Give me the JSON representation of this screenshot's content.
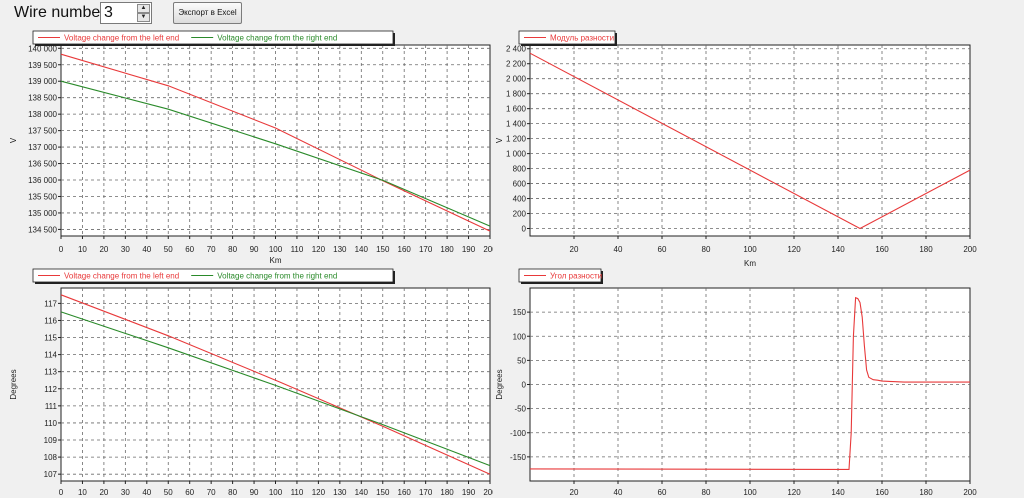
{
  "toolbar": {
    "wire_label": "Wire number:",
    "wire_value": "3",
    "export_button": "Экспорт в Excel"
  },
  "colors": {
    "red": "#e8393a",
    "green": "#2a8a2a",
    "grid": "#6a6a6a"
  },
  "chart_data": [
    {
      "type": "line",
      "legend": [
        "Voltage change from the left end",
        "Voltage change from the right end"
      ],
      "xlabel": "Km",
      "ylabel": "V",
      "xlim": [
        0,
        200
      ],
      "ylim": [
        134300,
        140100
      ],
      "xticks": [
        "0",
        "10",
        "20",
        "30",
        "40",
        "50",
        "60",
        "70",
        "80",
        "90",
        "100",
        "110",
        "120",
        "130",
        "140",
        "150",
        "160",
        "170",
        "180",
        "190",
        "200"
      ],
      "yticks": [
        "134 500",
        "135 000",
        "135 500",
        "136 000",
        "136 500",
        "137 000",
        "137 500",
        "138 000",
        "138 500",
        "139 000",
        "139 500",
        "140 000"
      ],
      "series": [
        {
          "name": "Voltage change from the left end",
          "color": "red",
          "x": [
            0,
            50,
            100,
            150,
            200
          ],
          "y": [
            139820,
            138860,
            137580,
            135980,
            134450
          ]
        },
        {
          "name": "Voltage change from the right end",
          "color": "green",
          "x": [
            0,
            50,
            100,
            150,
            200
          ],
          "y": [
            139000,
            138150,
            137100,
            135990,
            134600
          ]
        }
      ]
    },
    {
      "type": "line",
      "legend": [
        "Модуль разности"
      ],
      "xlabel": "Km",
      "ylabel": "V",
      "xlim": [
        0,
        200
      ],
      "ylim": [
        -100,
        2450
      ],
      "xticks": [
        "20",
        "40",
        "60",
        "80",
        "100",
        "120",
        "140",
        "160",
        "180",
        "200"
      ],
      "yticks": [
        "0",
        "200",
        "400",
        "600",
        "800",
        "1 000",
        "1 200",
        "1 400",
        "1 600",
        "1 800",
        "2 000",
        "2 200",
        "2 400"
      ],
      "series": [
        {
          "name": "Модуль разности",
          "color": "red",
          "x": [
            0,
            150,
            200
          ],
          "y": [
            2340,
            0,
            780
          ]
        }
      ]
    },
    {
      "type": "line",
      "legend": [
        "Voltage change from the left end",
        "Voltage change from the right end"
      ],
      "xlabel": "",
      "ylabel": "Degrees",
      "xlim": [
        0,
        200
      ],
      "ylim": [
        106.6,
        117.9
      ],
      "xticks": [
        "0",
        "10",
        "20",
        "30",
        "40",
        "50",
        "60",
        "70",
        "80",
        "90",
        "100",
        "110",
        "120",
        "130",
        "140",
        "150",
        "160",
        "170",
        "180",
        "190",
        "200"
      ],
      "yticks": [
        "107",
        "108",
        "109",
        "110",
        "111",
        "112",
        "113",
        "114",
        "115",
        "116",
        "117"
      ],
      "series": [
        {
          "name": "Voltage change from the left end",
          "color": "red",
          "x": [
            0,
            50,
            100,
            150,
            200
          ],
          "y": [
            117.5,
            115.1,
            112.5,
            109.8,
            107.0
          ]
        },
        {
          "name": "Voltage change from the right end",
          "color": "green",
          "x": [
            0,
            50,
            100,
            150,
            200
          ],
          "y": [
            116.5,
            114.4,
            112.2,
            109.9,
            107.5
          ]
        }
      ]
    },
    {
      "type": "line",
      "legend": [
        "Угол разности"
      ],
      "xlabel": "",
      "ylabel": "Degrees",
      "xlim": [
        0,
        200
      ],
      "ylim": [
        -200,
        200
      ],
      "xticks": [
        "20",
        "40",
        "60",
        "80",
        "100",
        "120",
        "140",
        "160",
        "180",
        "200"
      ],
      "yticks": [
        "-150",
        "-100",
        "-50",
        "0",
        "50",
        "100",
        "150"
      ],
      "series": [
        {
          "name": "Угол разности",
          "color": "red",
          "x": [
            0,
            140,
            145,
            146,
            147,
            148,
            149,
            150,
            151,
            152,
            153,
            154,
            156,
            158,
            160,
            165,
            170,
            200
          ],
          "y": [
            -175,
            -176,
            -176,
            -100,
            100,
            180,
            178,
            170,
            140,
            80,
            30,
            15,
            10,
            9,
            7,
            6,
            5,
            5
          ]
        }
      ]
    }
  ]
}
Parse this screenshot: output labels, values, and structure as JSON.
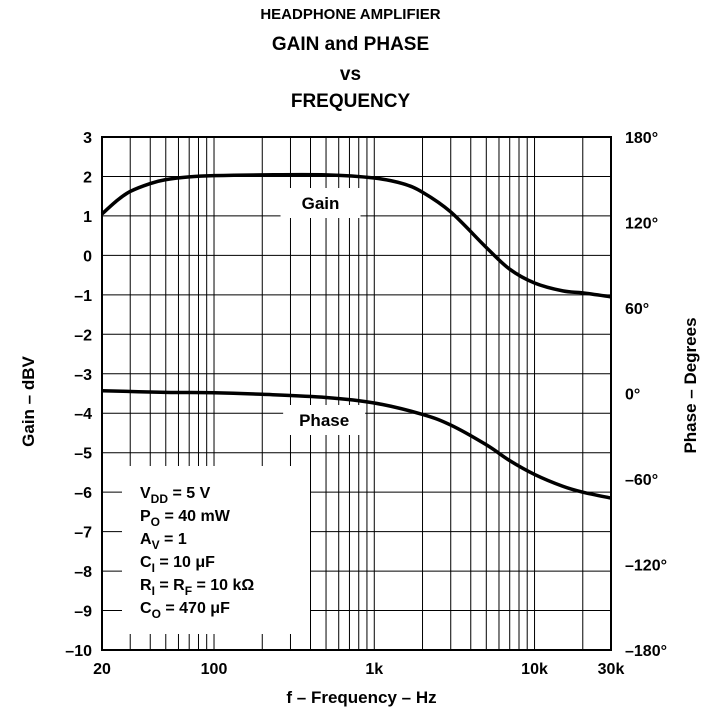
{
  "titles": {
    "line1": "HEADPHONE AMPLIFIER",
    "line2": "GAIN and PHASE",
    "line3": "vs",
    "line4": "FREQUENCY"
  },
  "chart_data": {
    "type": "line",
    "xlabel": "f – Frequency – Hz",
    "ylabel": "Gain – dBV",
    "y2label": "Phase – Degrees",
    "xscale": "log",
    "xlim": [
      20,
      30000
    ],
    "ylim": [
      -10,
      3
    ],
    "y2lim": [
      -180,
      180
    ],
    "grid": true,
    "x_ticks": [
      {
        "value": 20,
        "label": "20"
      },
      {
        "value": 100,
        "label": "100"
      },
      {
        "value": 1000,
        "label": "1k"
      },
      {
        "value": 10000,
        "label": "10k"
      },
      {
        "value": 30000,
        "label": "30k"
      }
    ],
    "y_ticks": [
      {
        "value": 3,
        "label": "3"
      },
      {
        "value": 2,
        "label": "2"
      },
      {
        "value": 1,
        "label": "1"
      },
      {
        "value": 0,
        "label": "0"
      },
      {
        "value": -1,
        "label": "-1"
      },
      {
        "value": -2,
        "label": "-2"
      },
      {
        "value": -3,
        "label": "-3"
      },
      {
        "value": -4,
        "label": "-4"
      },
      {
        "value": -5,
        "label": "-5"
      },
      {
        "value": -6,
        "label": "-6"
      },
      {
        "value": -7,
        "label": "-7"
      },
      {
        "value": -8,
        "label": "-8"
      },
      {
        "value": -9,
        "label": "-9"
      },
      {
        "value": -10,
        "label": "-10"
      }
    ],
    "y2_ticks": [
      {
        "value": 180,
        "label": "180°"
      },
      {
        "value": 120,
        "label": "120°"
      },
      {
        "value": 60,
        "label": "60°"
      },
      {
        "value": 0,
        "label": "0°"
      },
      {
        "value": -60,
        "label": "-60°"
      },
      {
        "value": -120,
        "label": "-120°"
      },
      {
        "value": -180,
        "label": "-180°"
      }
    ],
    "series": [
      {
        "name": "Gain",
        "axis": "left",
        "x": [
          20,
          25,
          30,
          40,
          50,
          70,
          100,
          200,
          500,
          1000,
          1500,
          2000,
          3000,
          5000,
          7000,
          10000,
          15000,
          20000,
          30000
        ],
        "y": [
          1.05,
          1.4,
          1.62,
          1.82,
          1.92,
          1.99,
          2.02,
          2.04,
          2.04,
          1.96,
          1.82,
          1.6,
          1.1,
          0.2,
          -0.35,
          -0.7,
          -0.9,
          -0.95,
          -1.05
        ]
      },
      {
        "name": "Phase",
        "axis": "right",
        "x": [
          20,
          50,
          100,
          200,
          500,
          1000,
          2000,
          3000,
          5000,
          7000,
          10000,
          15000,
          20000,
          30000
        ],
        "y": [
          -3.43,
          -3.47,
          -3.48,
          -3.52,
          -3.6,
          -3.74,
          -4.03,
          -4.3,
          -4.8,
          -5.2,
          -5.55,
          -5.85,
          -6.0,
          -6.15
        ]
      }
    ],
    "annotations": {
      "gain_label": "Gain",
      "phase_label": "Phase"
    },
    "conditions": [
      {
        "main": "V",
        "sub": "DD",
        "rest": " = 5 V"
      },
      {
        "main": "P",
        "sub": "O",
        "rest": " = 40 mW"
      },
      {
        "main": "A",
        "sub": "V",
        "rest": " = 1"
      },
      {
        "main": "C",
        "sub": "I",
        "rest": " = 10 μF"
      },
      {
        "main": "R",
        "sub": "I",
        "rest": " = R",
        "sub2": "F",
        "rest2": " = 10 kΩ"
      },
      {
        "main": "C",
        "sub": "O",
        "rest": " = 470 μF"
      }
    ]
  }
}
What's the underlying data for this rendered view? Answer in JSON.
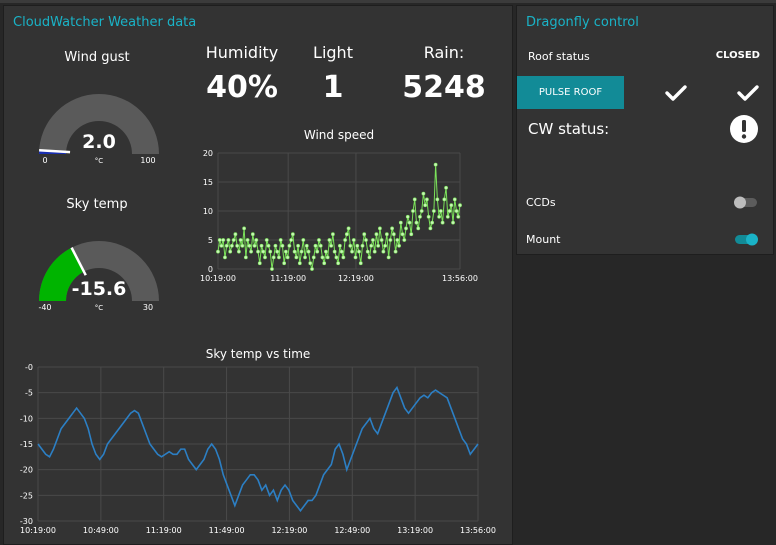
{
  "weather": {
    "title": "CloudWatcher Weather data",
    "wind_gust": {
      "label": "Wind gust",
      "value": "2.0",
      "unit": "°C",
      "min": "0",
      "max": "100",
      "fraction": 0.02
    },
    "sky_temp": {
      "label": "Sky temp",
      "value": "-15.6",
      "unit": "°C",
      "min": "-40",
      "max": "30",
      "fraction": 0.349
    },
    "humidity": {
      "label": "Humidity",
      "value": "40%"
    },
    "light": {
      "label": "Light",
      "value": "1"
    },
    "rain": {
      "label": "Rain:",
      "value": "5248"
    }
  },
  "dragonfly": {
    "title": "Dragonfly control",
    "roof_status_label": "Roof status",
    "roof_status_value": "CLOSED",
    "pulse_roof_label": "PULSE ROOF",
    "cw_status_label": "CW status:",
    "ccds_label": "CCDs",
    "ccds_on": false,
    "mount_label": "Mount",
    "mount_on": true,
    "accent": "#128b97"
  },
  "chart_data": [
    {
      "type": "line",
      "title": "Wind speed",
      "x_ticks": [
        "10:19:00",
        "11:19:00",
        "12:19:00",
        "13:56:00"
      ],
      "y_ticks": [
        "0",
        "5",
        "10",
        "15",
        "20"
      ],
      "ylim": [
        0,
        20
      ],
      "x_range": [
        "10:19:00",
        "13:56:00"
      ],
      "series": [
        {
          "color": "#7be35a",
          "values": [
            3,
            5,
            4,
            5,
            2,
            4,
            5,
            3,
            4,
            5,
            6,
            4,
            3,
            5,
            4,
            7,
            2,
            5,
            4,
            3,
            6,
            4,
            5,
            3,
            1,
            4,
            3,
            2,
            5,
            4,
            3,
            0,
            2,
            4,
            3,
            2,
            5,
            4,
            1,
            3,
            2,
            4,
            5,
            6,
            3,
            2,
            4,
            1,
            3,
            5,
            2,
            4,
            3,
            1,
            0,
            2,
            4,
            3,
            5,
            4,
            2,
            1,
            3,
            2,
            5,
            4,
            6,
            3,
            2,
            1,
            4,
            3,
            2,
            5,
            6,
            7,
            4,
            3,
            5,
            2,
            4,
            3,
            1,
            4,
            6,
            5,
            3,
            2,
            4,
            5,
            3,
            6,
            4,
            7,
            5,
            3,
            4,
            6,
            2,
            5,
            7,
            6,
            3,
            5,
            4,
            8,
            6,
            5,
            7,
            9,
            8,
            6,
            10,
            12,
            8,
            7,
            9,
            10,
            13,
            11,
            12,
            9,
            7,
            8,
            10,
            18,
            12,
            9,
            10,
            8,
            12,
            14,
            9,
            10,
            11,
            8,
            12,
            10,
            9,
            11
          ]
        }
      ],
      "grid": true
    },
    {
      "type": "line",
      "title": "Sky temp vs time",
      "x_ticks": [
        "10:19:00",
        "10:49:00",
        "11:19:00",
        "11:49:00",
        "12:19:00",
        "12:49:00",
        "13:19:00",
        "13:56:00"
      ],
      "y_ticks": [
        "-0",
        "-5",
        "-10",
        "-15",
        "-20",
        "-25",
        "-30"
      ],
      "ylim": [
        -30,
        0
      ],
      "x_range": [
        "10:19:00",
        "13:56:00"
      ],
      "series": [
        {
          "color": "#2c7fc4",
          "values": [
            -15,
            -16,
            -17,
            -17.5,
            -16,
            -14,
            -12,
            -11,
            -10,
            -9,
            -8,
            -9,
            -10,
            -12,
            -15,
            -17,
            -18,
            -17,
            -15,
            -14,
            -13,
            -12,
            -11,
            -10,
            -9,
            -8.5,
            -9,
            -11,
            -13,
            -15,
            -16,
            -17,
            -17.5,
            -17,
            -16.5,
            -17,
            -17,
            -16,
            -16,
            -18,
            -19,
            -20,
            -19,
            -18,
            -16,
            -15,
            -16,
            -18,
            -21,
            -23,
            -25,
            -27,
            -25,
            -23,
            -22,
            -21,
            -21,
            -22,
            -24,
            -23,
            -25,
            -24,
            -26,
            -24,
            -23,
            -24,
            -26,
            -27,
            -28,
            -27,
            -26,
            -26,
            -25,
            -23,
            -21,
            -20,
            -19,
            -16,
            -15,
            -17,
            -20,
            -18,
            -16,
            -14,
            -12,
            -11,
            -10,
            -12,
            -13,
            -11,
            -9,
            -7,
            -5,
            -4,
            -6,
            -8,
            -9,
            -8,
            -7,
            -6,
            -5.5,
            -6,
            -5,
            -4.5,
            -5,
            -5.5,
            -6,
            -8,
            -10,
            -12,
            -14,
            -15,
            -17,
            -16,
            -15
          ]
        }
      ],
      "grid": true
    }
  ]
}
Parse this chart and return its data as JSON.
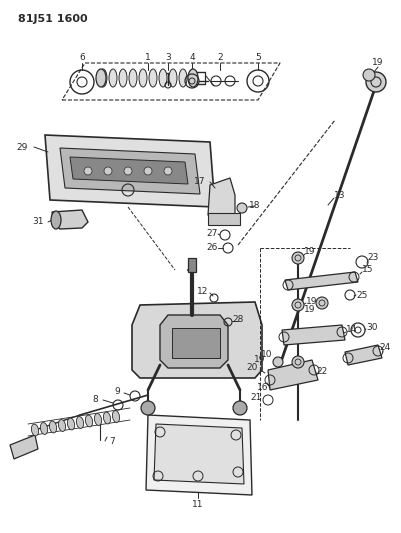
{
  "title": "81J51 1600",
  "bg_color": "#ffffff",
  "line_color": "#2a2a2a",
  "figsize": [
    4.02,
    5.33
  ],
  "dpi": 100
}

* * *

### [What you are asked to do]
Locate all lines in the listing above with the word "Модуль". Copy them.

### [Result below]
        "Модуль разности"
          "name": "Модуль разности",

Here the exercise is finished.